**Problem details:** State how many lines of the records contain the string "this". Give the number alone.

━━━━━━━━━━

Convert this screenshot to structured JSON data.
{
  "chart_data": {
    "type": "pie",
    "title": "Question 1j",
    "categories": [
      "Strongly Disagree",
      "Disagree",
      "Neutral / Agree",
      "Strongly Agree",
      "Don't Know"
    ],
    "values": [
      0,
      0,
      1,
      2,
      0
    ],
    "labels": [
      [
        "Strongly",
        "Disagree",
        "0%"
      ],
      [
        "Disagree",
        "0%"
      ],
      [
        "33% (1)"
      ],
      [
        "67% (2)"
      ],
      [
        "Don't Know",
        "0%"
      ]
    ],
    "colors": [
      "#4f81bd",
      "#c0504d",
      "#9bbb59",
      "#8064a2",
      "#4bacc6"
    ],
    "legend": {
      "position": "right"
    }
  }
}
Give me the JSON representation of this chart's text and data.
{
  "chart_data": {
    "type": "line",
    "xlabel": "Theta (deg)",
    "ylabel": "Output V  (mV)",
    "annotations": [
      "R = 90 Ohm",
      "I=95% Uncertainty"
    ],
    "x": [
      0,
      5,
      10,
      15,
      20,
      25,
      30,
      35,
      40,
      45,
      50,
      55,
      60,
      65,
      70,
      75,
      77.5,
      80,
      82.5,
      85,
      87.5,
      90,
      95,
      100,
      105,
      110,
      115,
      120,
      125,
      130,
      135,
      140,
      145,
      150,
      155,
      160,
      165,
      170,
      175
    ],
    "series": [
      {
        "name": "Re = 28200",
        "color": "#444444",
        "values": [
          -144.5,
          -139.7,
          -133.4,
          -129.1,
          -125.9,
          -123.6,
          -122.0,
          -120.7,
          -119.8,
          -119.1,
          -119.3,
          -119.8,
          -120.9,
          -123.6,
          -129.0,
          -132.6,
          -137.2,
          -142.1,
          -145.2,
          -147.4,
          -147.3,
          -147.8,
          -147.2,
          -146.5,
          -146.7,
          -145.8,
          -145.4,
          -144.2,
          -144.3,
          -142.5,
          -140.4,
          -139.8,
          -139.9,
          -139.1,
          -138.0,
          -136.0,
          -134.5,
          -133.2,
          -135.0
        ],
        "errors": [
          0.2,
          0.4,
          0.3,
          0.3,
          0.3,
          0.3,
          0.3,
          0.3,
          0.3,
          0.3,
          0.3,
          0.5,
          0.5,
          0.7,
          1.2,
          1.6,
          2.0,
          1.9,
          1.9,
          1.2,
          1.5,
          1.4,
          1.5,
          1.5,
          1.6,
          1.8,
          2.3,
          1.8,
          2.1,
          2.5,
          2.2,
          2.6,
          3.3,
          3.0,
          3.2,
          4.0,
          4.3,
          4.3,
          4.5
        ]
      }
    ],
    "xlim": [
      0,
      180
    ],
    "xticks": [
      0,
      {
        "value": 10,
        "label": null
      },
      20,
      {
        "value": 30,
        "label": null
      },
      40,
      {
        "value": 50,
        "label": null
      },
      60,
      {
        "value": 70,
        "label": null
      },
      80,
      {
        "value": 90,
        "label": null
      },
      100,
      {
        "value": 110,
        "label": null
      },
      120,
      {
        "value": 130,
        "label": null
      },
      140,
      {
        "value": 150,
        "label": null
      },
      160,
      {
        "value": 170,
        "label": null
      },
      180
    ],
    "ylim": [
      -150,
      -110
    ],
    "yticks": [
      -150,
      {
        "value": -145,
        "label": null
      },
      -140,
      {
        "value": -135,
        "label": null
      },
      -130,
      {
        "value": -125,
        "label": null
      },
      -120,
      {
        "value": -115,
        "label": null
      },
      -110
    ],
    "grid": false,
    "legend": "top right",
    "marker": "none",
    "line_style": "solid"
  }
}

━━━━━━━━━━

**Written response:** 2